Stored entries:
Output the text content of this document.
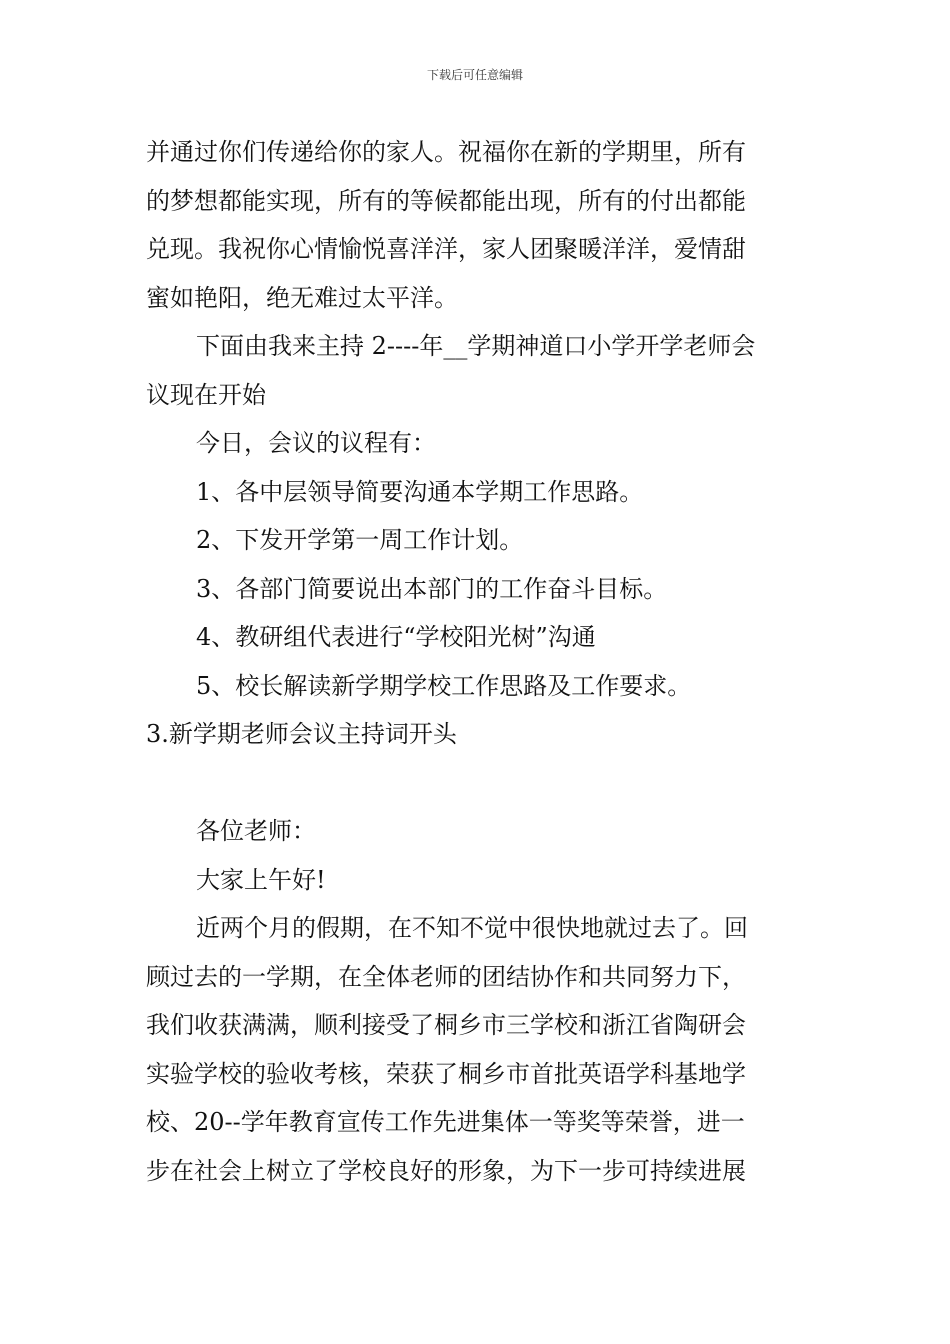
下载后可任意编辑
并通过你们传递给你的家人。祝福你在新的学期里，所有
的梦想都能实现，所有的等候都能出现，所有的付出都能
兑现。我祝你心情愉悦喜洋洋，家人团聚暖洋洋，爱情甜
蜜如艳阳，绝无难过太平洋。
下面由我来主持 2----年__学期神道口小学开学老师会
议现在开始
今日，会议的议程有：
1、各中层领导简要沟通本学期工作思路。
2、下发开学第一周工作计划。
3、各部门简要说出本部门的工作奋斗目标。
4、教研组代表进行“学校阳光树”沟通
5、校长解读新学期学校工作思路及工作要求。
3.新学期老师会议主持词开头
各位老师：
大家上午好!
近两个月的假期，在不知不觉中很快地就过去了。回
顾过去的一学期，在全体老师的团结协作和共同努力下，
我们收获满满，顺利接受了桐乡市三学校和浙江省陶研会
实验学校的验收考核，荣获了桐乡市首批英语学科基地学
校、20--学年教育宣传工作先进集体一等奖等荣誉，进一
步在社会上树立了学校良好的形象，为下一步可持续进展
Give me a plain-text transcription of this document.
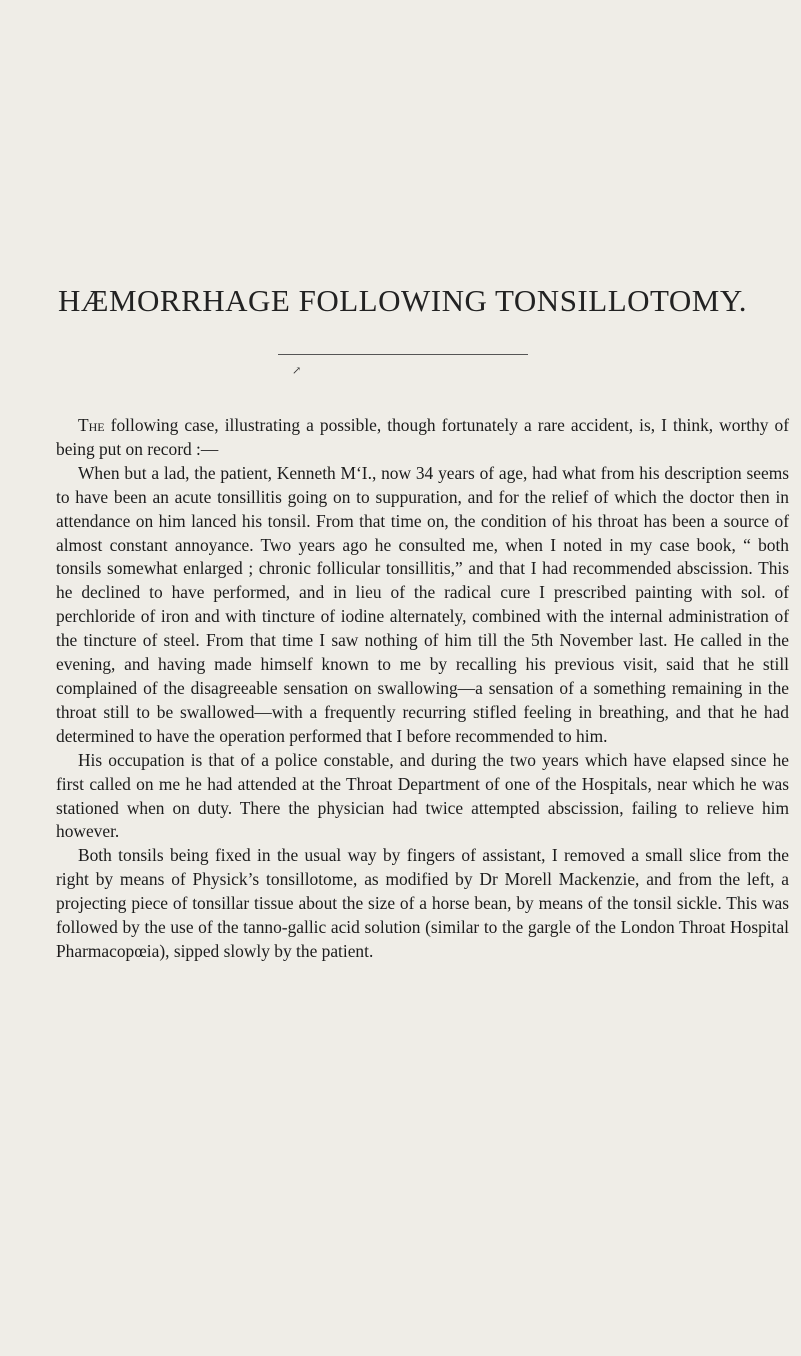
HÆMORRHAGE FOLLOWING TONSILLOTOMY.
↗

The following case, illustrating a possible, though fortunately a rare accident, is, I think, worthy of being put on record :—

When but a lad, the patient, Kenneth M‘I., now 34 years of age, had what from his description seems to have been an acute tonsillitis going on to suppuration, and for the relief of which the doctor then in attendance on him lanced his tonsil. From that time on, the condition of his throat has been a source of almost constant annoyance. Two years ago he consulted me, when I noted in my case book, “ both tonsils somewhat enlarged ; chronic follicular tonsillitis,” and that I had recommended abscission. This he declined to have performed, and in lieu of the radical cure I prescribed painting with sol. of perchloride of iron and with tincture of iodine alternately, combined with the internal administration of the tincture of steel. From that time I saw nothing of him till the 5th November last. He called in the evening, and having made himself known to me by recalling his previous visit, said that he still complained of the disagreeable sensation on swallowing—a sensation of a something remaining in the throat still to be swallowed—with a frequently recurring stifled feeling in breathing, and that he had determined to have the operation performed that I before recommended to him.

His occupation is that of a police constable, and during the two years which have elapsed since he first called on me he had attended at the Throat Department of one of the Hospitals, near which he was stationed when on duty. There the physician had twice attempted abscission, failing to relieve him however.

Both tonsils being fixed in the usual way by fingers of assistant, I removed a small slice from the right by means of Physick’s tonsillotome, as modified by Dr Morell Mackenzie, and from the left, a projecting piece of tonsillar tissue about the size of a horse bean, by means of the tonsil sickle. This was followed by the use of the tanno-gallic acid solution (similar to the gargle of the London Throat Hospital Pharmacopœia), sipped slowly by the patient.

Exercise directions:
Give the count of lines holding the word "being" and nothing more.

Exercise output:
2